*LISTED ENTRIES*:
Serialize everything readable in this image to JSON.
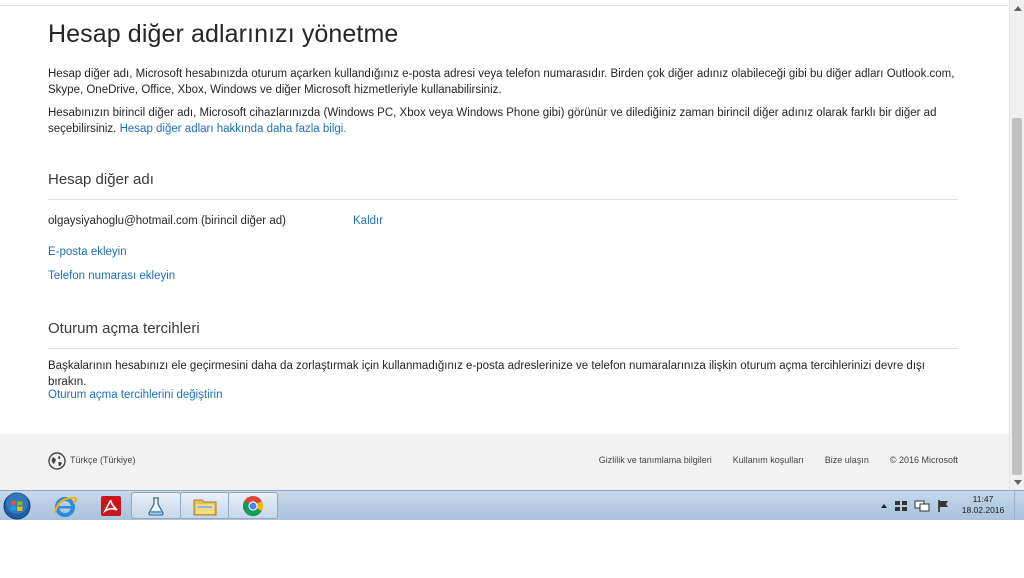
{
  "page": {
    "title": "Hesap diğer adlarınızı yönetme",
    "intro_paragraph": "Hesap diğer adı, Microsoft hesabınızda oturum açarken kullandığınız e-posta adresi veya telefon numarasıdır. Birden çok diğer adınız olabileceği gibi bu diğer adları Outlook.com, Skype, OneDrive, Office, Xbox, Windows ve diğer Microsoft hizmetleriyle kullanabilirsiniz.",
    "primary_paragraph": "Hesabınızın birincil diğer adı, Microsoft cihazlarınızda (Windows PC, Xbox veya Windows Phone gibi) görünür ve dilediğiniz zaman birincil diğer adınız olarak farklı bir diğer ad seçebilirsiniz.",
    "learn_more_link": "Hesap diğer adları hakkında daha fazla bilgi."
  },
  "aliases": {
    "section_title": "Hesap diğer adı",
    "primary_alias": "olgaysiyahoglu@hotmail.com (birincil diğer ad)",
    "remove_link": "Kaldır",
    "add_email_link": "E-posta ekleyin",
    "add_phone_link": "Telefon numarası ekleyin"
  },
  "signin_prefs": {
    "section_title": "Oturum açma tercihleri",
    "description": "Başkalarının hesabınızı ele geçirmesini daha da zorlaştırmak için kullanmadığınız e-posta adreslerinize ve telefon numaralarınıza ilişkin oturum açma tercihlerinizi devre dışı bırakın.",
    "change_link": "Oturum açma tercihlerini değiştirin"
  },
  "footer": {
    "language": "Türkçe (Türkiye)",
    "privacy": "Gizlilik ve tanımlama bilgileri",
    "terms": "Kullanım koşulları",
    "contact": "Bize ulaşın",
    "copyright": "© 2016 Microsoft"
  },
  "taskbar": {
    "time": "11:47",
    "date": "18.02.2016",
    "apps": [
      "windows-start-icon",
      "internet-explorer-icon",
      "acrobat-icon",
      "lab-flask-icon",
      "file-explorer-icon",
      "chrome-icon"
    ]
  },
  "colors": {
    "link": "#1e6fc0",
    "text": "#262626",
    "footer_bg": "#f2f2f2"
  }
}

--

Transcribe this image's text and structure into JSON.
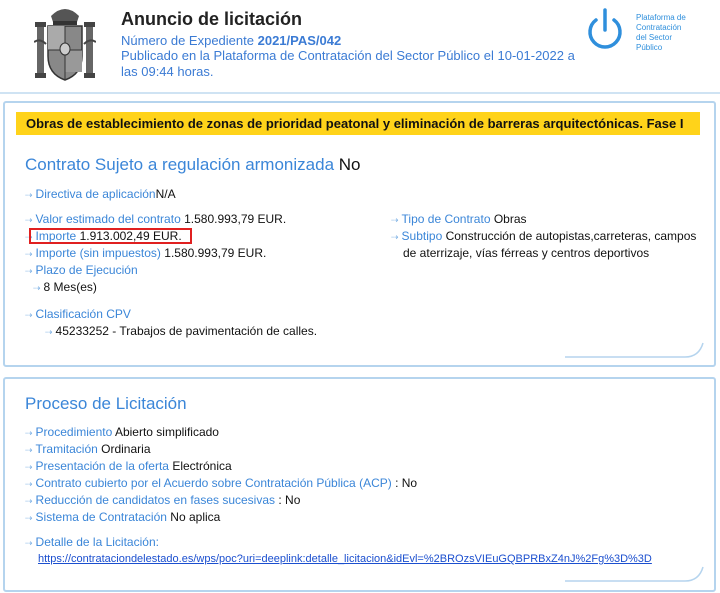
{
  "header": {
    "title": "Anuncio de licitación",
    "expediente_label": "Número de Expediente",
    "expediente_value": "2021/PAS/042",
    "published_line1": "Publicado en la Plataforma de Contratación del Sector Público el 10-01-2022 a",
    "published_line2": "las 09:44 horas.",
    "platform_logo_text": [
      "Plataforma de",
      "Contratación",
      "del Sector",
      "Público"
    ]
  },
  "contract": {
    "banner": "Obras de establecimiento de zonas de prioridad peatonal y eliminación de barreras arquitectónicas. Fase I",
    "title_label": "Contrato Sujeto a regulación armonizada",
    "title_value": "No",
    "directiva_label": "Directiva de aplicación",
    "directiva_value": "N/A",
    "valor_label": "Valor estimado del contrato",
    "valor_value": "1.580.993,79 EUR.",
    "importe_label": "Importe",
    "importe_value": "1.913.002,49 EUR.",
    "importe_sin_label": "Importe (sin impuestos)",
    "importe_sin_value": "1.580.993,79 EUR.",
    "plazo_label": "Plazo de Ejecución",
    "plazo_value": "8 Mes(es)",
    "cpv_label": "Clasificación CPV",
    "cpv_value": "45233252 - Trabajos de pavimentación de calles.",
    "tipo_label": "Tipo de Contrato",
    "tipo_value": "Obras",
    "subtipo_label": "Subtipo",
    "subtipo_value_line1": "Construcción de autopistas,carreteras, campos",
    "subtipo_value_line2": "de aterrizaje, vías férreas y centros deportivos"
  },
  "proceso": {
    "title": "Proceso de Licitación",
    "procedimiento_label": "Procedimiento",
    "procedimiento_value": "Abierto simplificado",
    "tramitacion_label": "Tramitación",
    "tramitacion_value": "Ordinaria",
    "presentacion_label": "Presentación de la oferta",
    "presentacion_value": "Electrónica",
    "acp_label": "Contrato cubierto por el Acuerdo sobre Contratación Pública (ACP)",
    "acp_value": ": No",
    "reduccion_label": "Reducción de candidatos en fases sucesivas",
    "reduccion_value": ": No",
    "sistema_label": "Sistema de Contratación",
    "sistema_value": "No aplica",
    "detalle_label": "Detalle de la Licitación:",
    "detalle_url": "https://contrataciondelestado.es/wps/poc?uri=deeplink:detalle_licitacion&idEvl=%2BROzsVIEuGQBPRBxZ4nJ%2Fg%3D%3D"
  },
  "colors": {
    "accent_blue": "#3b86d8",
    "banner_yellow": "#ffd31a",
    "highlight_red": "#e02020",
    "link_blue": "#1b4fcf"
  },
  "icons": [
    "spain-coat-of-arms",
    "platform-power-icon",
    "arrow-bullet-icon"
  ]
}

*AIM OF THE EXERCISE*:
Pull every line containing "Contratación" out of the data above.

*SOLUTION TO THE PROBLEM*:
    "published_line1": "Publicado en la Plataforma de Contratación del Sector Público el 10-01-2022 a",
      "Contratación",
    "acp_label": "Contrato cubierto por el Acuerdo sobre Contratación Pública (ACP)",
    "sistema_label": "Sistema de Contratación",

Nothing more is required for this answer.